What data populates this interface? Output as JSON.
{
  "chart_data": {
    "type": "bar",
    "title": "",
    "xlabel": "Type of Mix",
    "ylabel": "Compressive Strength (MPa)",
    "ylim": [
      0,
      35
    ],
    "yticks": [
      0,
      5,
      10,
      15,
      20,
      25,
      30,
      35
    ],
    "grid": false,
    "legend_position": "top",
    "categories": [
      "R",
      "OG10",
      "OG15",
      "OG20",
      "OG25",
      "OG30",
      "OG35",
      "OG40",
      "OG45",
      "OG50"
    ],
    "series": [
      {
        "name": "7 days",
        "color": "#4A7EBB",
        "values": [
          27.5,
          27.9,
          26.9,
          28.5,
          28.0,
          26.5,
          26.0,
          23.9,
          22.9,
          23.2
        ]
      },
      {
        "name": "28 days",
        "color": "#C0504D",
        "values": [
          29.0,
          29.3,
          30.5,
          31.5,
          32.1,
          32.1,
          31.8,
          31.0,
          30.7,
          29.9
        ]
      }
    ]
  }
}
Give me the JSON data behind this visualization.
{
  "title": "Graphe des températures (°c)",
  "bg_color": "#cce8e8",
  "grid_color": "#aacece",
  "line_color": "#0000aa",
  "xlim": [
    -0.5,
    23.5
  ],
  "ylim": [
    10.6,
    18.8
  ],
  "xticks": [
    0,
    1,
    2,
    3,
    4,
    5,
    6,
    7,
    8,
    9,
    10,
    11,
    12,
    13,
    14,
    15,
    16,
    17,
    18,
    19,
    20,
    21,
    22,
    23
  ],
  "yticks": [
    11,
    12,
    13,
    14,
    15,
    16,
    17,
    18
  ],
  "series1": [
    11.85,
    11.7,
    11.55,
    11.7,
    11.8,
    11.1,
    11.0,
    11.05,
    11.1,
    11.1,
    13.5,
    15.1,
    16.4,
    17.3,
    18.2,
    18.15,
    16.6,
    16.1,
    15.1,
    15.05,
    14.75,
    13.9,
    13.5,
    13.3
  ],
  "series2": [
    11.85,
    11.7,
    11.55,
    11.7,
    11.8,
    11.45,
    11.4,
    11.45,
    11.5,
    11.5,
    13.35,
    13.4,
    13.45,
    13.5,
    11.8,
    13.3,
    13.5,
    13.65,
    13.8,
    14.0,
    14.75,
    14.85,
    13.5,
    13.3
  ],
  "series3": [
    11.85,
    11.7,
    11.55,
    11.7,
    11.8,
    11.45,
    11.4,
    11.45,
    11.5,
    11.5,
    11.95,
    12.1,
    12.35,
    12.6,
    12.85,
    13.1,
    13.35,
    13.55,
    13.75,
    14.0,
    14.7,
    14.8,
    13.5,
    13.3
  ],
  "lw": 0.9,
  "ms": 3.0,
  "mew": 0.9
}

• Short problem:
Repeat each record exactly, leaving nothing out.

• Exercise result:
What data populates this interface? Output as JSON.
{
  "chart_data": {
    "type": "bar",
    "title": "",
    "xlabel": "Type of Mix",
    "ylabel": "Compressive Strength (MPa)",
    "ylim": [
      0,
      35
    ],
    "yticks": [
      0,
      5,
      10,
      15,
      20,
      25,
      30,
      35
    ],
    "grid": false,
    "legend_position": "top",
    "categories": [
      "R",
      "OG10",
      "OG15",
      "OG20",
      "OG25",
      "OG30",
      "OG35",
      "OG40",
      "OG45",
      "OG50"
    ],
    "series": [
      {
        "name": "7 days",
        "color": "#4A7EBB",
        "values": [
          27.5,
          27.9,
          26.9,
          28.5,
          28.0,
          26.5,
          26.0,
          23.9,
          22.9,
          23.2
        ]
      },
      {
        "name": "28 days",
        "color": "#C0504D",
        "values": [
          29.0,
          29.3,
          30.5,
          31.5,
          32.1,
          32.1,
          31.8,
          31.0,
          30.7,
          29.9
        ]
      }
    ]
  }
}
Give me the JSON data behind this visualization.
{
  "title": "Graphe des températures (°c)",
  "bg_color": "#cce8e8",
  "grid_color": "#aacece",
  "line_color": "#0000aa",
  "xlim": [
    -0.5,
    23.5
  ],
  "ylim": [
    10.6,
    18.8
  ],
  "xticks": [
    0,
    1,
    2,
    3,
    4,
    5,
    6,
    7,
    8,
    9,
    10,
    11,
    12,
    13,
    14,
    15,
    16,
    17,
    18,
    19,
    20,
    21,
    22,
    23
  ],
  "yticks": [
    11,
    12,
    13,
    14,
    15,
    16,
    17,
    18
  ],
  "series1": [
    11.85,
    11.7,
    11.55,
    11.7,
    11.8,
    11.1,
    11.0,
    11.05,
    11.1,
    11.1,
    13.5,
    15.1,
    16.4,
    17.3,
    18.2,
    18.15,
    16.6,
    16.1,
    15.1,
    15.05,
    14.75,
    13.9,
    13.5,
    13.3
  ],
  "series2": [
    11.85,
    11.7,
    11.55,
    11.7,
    11.8,
    11.45,
    11.4,
    11.45,
    11.5,
    11.5,
    13.35,
    13.4,
    13.45,
    13.5,
    11.8,
    13.3,
    13.5,
    13.65,
    13.8,
    14.0,
    14.75,
    14.85,
    13.5,
    13.3
  ],
  "series3": [
    11.85,
    11.7,
    11.55,
    11.7,
    11.8,
    11.45,
    11.4,
    11.45,
    11.5,
    11.5,
    11.95,
    12.1,
    12.35,
    12.6,
    12.85,
    13.1,
    13.35,
    13.55,
    13.75,
    14.0,
    14.7,
    14.8,
    13.5,
    13.3
  ],
  "lw": 0.9,
  "ms": 3.0,
  "mew": 0.9
}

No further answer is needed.